─── Data for processing

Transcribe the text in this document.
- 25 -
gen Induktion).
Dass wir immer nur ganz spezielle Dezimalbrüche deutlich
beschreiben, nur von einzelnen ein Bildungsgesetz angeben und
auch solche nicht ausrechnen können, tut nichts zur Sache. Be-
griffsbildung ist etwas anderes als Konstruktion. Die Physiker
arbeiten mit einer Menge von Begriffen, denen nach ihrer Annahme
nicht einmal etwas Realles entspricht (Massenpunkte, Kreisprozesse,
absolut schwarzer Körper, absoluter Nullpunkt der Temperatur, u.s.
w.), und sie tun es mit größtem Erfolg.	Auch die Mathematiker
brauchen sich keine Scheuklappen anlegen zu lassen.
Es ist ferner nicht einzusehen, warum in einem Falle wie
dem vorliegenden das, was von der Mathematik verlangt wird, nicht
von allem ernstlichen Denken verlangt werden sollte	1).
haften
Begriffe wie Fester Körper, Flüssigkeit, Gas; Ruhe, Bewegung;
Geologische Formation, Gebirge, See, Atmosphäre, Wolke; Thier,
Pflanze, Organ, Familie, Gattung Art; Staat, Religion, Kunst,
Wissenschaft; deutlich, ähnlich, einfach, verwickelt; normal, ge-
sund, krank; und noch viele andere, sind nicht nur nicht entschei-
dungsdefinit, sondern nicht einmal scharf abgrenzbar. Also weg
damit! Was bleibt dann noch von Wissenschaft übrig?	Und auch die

──────

Extract each entry in full, exactly as given.

→ Solution
Transcribe the text in this document.
- 25 -
gen Induktion).
Dass wir immer nur ganz spezielle Dezimalbrüche deutlich
beschreiben, nur von einzelnen ein Bildungsgesetz angeben und
auch solche nicht ausrechnen können, tut nichts zur Sache. Be-
griffsbildung ist etwas anderes als Konstruktion. Die Physiker
arbeiten mit einer Menge von Begriffen, denen nach ihrer Annahme
nicht einmal etwas Realles entspricht (Massenpunkte, Kreisprozesse,
absolut schwarzer Körper, absoluter Nullpunkt der Temperatur, u.s.
w.), und sie tun es mit größtem Erfolg.	Auch die Mathematiker
brauchen sich keine Scheuklappen anlegen zu lassen.
Es ist ferner nicht einzusehen, warum in einem Falle wie
dem vorliegenden das, was von der Mathematik verlangt wird, nicht
von allem ernstlichen Denken verlangt werden sollte	1).
haften
Begriffe wie Fester Körper, Flüssigkeit, Gas; Ruhe, Bewegung;
Geologische Formation, Gebirge, See, Atmosphäre, Wolke; Thier,
Pflanze, Organ, Familie, Gattung Art; Staat, Religion, Kunst,
Wissenschaft; deutlich, ähnlich, einfach, verwickelt; normal, ge-
sund, krank; und noch viele andere, sind nicht nur nicht entschei-
dungsdefinit, sondern nicht einmal scharf abgrenzbar. Also weg
damit! Was bleibt dann noch von Wissenschaft übrig?	Und auch die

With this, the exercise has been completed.